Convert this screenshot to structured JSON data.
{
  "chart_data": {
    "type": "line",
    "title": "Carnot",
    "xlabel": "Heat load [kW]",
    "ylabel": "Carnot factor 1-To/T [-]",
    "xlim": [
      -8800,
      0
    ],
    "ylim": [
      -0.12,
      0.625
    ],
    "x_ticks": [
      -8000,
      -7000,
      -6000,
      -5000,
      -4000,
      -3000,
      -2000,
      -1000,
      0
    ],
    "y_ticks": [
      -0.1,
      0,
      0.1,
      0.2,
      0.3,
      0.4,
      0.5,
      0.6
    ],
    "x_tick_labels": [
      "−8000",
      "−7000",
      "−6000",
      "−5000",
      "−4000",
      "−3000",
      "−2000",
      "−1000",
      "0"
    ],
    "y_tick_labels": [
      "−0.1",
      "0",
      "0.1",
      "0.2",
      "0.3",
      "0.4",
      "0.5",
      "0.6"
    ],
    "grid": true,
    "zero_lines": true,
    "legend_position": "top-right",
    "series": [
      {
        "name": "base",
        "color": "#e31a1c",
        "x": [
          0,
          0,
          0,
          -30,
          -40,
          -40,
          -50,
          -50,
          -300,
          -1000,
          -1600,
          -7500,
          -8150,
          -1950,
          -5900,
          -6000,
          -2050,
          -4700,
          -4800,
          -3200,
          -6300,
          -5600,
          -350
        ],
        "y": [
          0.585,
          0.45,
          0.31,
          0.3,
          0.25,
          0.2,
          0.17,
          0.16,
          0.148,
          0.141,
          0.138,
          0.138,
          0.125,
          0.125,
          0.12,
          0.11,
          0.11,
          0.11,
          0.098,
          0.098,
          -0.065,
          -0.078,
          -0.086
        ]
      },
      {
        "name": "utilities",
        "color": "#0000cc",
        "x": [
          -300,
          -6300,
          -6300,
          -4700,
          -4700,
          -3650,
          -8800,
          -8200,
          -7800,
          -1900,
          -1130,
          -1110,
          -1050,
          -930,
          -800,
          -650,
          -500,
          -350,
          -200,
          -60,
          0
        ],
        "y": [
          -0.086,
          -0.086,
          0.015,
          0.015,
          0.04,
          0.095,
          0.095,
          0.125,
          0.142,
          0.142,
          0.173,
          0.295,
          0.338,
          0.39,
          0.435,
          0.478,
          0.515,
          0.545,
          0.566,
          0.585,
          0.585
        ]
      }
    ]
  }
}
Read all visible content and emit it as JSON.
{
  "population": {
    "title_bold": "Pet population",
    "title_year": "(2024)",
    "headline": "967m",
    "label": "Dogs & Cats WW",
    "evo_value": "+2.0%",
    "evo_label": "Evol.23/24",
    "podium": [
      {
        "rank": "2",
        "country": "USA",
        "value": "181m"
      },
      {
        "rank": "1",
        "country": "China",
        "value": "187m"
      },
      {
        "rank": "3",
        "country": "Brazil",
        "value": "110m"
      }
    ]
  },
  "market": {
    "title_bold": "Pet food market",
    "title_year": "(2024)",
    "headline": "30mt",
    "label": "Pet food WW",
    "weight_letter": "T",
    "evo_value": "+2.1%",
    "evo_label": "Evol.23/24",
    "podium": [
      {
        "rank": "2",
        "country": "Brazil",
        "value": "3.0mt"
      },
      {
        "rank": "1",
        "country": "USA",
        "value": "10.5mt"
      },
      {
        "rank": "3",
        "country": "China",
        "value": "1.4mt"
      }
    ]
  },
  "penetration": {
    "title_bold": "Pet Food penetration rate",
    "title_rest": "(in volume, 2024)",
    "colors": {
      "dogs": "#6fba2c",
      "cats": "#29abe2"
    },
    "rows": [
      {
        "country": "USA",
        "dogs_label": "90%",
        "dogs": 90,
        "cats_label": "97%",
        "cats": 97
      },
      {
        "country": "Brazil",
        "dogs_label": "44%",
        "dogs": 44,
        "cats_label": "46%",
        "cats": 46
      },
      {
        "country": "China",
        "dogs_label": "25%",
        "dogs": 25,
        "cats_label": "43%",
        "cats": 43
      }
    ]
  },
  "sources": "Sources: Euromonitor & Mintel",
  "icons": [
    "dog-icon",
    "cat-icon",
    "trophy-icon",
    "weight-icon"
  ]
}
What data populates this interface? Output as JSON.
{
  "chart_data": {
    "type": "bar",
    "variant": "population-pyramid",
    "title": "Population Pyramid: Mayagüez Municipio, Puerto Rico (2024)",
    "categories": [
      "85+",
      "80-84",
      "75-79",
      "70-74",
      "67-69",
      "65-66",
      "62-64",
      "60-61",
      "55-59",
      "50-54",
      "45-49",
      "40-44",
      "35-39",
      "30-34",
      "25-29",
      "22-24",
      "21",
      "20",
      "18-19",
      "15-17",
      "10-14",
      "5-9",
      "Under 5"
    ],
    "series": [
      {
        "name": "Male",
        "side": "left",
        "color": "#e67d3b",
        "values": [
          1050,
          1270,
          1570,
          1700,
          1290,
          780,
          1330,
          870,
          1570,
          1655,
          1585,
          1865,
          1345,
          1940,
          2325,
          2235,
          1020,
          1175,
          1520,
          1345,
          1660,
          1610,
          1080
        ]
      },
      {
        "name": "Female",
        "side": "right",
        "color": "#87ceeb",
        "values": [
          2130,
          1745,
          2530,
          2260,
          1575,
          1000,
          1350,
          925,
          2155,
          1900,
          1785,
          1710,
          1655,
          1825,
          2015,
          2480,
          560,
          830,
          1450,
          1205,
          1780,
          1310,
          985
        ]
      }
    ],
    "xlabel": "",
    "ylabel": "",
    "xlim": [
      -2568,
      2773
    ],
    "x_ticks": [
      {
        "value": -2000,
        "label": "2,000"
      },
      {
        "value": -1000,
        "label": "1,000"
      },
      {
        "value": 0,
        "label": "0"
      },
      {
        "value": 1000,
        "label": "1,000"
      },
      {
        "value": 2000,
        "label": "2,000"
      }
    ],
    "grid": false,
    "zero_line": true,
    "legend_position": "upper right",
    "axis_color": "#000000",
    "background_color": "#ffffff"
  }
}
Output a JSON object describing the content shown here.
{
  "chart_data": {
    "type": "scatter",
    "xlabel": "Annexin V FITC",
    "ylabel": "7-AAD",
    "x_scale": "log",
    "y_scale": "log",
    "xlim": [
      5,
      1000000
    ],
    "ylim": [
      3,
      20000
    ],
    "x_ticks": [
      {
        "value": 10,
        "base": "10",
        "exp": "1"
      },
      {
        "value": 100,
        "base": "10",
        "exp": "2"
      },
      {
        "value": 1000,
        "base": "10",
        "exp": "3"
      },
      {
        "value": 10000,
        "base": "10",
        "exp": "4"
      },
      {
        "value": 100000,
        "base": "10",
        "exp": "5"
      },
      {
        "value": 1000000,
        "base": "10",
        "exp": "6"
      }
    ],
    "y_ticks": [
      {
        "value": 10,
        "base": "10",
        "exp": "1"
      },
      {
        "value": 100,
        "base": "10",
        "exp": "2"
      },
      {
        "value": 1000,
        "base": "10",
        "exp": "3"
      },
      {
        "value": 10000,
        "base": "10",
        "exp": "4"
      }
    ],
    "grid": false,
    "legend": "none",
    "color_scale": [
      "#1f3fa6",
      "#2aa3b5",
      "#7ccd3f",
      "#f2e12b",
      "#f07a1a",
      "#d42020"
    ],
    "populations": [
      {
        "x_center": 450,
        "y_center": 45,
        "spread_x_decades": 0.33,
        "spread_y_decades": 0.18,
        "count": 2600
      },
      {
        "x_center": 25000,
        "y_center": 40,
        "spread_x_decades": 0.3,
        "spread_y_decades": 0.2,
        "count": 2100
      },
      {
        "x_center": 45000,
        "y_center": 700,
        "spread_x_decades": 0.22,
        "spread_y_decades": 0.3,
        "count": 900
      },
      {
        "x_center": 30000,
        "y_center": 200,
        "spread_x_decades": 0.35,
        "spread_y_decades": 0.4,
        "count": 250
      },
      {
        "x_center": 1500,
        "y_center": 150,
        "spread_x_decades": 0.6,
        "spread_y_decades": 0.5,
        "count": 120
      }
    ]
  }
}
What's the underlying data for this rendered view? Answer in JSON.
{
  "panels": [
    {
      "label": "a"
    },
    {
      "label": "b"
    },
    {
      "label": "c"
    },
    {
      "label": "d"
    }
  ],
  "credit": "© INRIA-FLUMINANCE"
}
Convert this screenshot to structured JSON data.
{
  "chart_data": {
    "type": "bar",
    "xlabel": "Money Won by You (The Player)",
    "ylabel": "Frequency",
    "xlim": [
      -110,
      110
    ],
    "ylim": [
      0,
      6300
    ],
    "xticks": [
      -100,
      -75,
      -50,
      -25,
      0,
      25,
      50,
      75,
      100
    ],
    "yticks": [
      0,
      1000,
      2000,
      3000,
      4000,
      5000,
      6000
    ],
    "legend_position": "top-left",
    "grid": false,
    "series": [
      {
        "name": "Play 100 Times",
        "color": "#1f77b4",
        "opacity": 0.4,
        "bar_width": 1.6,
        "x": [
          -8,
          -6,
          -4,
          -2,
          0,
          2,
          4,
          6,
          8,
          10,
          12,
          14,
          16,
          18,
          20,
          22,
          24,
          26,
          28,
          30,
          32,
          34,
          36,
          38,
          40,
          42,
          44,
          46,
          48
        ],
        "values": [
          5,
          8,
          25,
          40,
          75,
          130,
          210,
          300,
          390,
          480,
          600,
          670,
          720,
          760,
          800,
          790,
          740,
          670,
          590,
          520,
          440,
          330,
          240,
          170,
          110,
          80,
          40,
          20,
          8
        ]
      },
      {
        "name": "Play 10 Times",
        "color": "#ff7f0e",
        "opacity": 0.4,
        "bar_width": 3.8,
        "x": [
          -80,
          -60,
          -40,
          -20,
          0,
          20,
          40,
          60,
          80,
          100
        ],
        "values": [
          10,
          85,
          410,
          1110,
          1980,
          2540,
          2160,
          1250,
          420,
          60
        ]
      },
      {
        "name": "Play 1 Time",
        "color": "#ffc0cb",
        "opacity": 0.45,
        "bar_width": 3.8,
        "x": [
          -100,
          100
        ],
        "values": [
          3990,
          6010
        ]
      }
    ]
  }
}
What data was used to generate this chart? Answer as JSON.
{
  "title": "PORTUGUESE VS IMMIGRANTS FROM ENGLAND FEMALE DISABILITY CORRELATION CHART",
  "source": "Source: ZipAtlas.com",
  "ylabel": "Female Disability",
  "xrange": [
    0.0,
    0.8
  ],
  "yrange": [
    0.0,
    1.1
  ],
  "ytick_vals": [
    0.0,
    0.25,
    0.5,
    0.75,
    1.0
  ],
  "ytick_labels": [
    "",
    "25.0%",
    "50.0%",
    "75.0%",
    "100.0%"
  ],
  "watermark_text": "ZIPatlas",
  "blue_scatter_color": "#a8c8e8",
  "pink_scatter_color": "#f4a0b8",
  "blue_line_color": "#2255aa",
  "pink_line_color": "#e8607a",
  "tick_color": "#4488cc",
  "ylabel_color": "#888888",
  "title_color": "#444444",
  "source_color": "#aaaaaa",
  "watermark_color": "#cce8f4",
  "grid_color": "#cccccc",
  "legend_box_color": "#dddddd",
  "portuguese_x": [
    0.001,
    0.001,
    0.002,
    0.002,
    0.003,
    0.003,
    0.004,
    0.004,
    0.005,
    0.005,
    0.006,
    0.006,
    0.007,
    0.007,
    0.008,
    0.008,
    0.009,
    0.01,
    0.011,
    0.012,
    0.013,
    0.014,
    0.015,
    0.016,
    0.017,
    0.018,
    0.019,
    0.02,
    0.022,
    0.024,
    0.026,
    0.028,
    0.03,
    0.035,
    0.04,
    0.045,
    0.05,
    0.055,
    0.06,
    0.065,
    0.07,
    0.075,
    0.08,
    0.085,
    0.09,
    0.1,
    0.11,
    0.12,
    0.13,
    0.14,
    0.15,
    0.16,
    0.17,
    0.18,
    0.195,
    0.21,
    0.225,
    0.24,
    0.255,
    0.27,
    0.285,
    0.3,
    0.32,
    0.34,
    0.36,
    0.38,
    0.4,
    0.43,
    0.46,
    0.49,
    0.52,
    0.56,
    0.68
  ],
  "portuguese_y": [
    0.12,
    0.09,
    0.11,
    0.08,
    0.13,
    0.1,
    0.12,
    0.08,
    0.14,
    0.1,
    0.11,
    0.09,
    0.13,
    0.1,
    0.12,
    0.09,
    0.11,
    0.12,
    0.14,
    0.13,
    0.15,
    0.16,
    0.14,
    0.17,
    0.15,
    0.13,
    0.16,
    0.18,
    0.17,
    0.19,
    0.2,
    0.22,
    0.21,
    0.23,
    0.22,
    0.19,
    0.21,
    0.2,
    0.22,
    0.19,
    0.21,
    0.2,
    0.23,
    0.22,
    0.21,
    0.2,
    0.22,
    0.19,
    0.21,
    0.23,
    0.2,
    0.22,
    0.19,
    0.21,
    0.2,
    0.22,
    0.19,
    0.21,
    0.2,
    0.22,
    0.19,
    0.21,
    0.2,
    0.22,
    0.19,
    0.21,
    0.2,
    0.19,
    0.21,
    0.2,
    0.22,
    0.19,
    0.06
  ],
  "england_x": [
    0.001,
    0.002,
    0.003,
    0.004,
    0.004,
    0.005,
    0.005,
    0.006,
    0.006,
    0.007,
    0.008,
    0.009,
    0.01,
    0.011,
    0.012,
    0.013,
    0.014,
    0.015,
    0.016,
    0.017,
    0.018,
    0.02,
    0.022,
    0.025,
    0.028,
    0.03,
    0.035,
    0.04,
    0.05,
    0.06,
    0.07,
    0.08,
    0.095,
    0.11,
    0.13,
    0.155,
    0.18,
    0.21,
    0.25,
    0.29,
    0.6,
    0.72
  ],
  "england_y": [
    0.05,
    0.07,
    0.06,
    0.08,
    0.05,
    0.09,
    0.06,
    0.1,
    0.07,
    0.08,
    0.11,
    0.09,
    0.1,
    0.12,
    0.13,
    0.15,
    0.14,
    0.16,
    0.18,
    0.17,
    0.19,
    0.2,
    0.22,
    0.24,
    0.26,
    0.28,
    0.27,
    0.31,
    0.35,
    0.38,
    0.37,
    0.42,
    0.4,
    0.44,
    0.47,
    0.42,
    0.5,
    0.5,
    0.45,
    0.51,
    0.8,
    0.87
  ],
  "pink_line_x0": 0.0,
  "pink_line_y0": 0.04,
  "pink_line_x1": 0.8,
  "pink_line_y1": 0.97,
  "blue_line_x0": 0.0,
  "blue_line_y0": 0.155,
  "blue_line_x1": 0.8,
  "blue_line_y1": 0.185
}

******************************

What is needed:
Identify the lines that contain the string "right", and copy every one of them.

Answer in full:
    "legend_position": "top-right",
        "side": "right",
    "legend_position": "upper right",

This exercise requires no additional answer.